◆ WHAT IS BEING ASKED ◆
In the records below, find each line with the word "vagas" and copy it.
** start of LISTING **
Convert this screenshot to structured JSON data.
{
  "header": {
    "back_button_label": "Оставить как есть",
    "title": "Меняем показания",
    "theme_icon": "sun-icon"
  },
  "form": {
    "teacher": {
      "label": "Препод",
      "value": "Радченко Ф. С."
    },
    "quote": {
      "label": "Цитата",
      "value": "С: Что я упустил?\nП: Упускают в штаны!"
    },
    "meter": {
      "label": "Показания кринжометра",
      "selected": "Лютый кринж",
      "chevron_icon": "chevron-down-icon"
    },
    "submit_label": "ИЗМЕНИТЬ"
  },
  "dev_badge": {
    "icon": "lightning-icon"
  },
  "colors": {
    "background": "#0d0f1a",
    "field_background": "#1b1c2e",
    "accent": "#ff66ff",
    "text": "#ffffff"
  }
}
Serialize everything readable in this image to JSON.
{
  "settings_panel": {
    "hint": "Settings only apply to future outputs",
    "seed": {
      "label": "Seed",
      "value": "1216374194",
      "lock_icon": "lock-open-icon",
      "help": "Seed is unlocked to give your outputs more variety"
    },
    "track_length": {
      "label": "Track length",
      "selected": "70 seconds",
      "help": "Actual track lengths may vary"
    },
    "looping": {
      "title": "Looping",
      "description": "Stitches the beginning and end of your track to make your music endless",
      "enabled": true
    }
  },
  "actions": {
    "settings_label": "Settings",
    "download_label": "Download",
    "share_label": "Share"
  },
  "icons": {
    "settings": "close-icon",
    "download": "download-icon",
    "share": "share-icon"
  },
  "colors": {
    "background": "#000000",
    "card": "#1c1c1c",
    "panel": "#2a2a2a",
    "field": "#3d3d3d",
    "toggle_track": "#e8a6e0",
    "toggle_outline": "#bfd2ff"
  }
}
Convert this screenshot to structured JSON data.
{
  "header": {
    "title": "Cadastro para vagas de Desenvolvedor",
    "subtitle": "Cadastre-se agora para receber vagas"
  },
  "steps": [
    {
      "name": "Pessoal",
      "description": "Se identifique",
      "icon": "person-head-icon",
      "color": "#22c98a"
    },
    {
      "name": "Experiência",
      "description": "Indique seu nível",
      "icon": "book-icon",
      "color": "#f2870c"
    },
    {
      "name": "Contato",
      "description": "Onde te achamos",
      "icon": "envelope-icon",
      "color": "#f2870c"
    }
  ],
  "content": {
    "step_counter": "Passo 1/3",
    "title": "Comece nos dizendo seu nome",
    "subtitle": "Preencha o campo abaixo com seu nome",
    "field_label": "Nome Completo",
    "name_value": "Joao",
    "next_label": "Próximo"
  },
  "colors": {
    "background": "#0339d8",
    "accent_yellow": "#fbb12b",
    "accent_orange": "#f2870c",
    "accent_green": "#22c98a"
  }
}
** end of LISTING **
◆ ANSWER TO THE PROBLEM ◆
    "title": "Cadastro para vagas de Desenvolvedor",
    "subtitle": "Cadastre-se agora para receber vagas"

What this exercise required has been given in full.